— BEGIN Task inputs —
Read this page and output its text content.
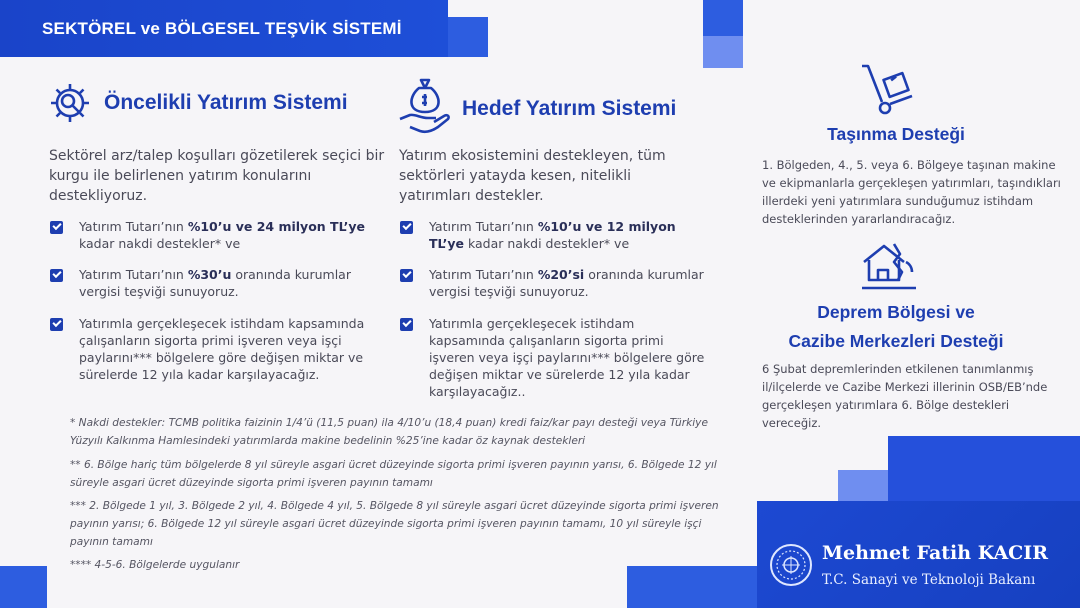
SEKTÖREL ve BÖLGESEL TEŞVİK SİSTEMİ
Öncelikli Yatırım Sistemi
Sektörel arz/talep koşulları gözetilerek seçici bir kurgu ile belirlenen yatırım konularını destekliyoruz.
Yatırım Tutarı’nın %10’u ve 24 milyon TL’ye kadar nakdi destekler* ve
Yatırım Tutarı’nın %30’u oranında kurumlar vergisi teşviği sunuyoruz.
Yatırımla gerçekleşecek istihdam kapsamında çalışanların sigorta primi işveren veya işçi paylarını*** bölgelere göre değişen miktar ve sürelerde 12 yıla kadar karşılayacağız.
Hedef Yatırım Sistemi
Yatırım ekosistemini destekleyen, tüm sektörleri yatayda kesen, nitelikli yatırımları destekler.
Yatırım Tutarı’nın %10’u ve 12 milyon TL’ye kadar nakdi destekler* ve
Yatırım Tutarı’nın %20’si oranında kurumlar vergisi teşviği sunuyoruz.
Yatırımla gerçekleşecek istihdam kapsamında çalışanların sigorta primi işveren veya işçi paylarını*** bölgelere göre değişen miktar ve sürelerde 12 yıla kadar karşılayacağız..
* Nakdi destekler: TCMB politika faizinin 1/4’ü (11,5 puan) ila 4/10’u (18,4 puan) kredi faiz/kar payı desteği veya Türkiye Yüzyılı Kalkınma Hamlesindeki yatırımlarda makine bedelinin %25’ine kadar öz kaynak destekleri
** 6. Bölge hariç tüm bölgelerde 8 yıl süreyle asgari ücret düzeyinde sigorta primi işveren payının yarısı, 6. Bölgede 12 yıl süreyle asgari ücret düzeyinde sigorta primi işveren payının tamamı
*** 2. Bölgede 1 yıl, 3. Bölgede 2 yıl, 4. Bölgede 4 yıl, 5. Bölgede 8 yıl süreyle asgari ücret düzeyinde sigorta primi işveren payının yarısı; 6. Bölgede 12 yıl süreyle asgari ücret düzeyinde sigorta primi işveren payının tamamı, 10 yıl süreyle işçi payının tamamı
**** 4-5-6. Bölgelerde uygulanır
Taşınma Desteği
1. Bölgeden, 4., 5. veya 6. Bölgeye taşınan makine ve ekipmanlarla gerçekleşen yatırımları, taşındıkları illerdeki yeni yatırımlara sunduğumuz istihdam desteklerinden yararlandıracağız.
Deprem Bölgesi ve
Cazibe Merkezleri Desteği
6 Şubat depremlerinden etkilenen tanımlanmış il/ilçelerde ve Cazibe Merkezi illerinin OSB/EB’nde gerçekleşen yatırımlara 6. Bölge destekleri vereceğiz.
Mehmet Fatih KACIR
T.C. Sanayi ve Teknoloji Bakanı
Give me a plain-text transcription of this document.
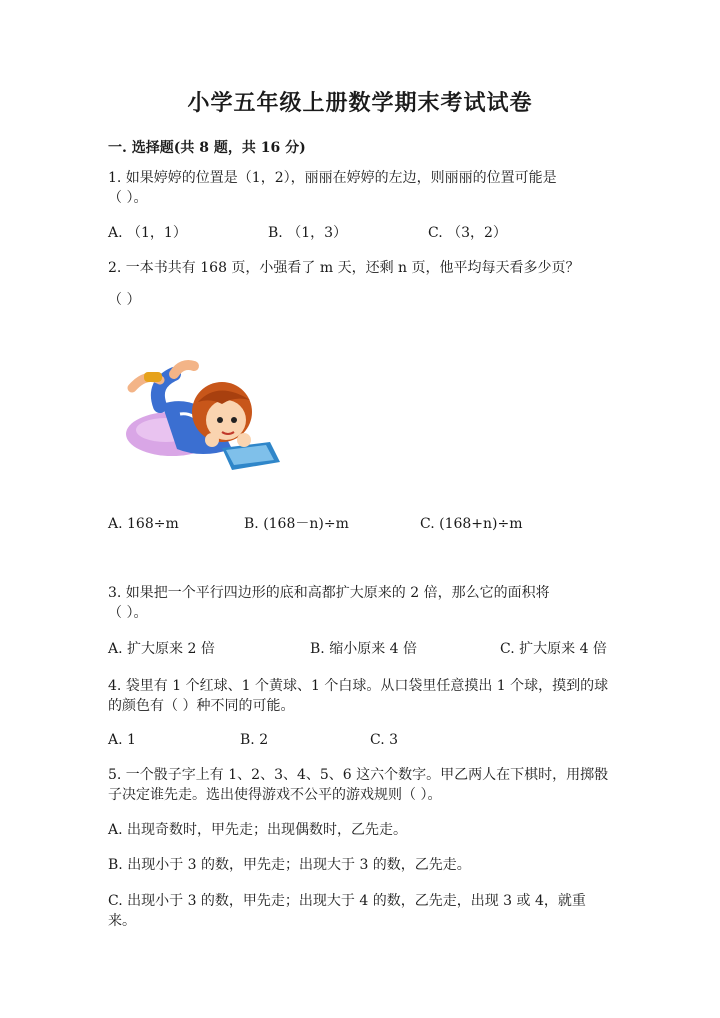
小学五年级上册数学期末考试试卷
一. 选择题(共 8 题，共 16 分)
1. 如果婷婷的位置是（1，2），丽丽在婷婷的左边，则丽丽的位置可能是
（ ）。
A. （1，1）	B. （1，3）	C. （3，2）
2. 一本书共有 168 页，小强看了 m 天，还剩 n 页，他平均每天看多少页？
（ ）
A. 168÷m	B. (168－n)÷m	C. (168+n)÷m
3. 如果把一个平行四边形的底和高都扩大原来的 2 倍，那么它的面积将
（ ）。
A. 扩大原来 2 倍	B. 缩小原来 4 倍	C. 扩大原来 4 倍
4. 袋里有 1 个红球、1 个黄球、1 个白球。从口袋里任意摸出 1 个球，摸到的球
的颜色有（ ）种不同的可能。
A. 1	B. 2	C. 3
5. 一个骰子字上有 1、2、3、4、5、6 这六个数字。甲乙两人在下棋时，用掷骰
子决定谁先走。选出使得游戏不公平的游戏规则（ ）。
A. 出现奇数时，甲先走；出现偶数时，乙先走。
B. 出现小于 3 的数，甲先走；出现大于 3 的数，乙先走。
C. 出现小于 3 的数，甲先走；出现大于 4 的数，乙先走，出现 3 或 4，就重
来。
— END Task inputs —
* Exercise: Set the entries down again exactly. Do not include the images.

* Result of the task:
Read this page and output its text content.
SEKTÖREL ve BÖLGESEL TEŞVİK SİSTEMİ
Öncelikli Yatırım Sistemi
Sektörel arz/talep koşulları gözetilerek seçici bir kurgu ile belirlenen yatırım konularını destekliyoruz.
Yatırım Tutarı’nın %10’u ve 24 milyon TL’ye kadar nakdi destekler* ve
Yatırım Tutarı’nın %30’u oranında kurumlar vergisi teşviği sunuyoruz.
Yatırımla gerçekleşecek istihdam kapsamında çalışanların sigorta primi işveren veya işçi paylarını*** bölgelere göre değişen miktar ve sürelerde 12 yıla kadar karşılayacağız.
Hedef Yatırım Sistemi
Yatırım ekosistemini destekleyen, tüm sektörleri yatayda kesen, nitelikli yatırımları destekler.
Yatırım Tutarı’nın %10’u ve 12 milyon TL’ye kadar nakdi destekler* ve
Yatırım Tutarı’nın %20’si oranında kurumlar vergisi teşviği sunuyoruz.
Yatırımla gerçekleşecek istihdam kapsamında çalışanların sigorta primi işveren veya işçi paylarını*** bölgelere göre değişen miktar ve sürelerde 12 yıla kadar karşılayacağız..
* Nakdi destekler: TCMB politika faizinin 1/4’ü (11,5 puan) ila 4/10’u (18,4 puan) kredi faiz/kar payı desteği veya Türkiye Yüzyılı Kalkınma Hamlesindeki yatırımlarda makine bedelinin %25’ine kadar öz kaynak destekleri
** 6. Bölge hariç tüm bölgelerde 8 yıl süreyle asgari ücret düzeyinde sigorta primi işveren payının yarısı, 6. Bölgede 12 yıl süreyle asgari ücret düzeyinde sigorta primi işveren payının tamamı
*** 2. Bölgede 1 yıl, 3. Bölgede 2 yıl, 4. Bölgede 4 yıl, 5. Bölgede 8 yıl süreyle asgari ücret düzeyinde sigorta primi işveren payının yarısı; 6. Bölgede 12 yıl süreyle asgari ücret düzeyinde sigorta primi işveren payının tamamı, 10 yıl süreyle işçi payının tamamı
**** 4-5-6. Bölgelerde uygulanır
Taşınma Desteği
1. Bölgeden, 4., 5. veya 6. Bölgeye taşınan makine ve ekipmanlarla gerçekleşen yatırımları, taşındıkları illerdeki yeni yatırımlara sunduğumuz istihdam desteklerinden yararlandıracağız.
Deprem Bölgesi ve
Cazibe Merkezleri Desteği
6 Şubat depremlerinden etkilenen tanımlanmış il/ilçelerde ve Cazibe Merkezi illerinin OSB/EB’nde gerçekleşen yatırımlara 6. Bölge destekleri vereceğiz.
Mehmet Fatih KACIR
T.C. Sanayi ve Teknoloji Bakanı
Give me a plain-text transcription of this document.
小学五年级上册数学期末考试试卷
一. 选择题(共 8 题，共 16 分)
1. 如果婷婷的位置是（1，2），丽丽在婷婷的左边，则丽丽的位置可能是
（ ）。
A. （1，1）	B. （1，3）	C. （3，2）
2. 一本书共有 168 页，小强看了 m 天，还剩 n 页，他平均每天看多少页？
（ ）
A. 168÷m	B. (168－n)÷m	C. (168+n)÷m
3. 如果把一个平行四边形的底和高都扩大原来的 2 倍，那么它的面积将
（ ）。
A. 扩大原来 2 倍	B. 缩小原来 4 倍	C. 扩大原来 4 倍
4. 袋里有 1 个红球、1 个黄球、1 个白球。从口袋里任意摸出 1 个球，摸到的球
的颜色有（ ）种不同的可能。
A. 1	B. 2	C. 3
5. 一个骰子字上有 1、2、3、4、5、6 这六个数字。甲乙两人在下棋时，用掷骰
子决定谁先走。选出使得游戏不公平的游戏规则（ ）。
A. 出现奇数时，甲先走；出现偶数时，乙先走。
B. 出现小于 3 的数，甲先走；出现大于 3 的数，乙先走。
C. 出现小于 3 的数，甲先走；出现大于 4 的数，乙先走，出现 3 或 4，就重
来。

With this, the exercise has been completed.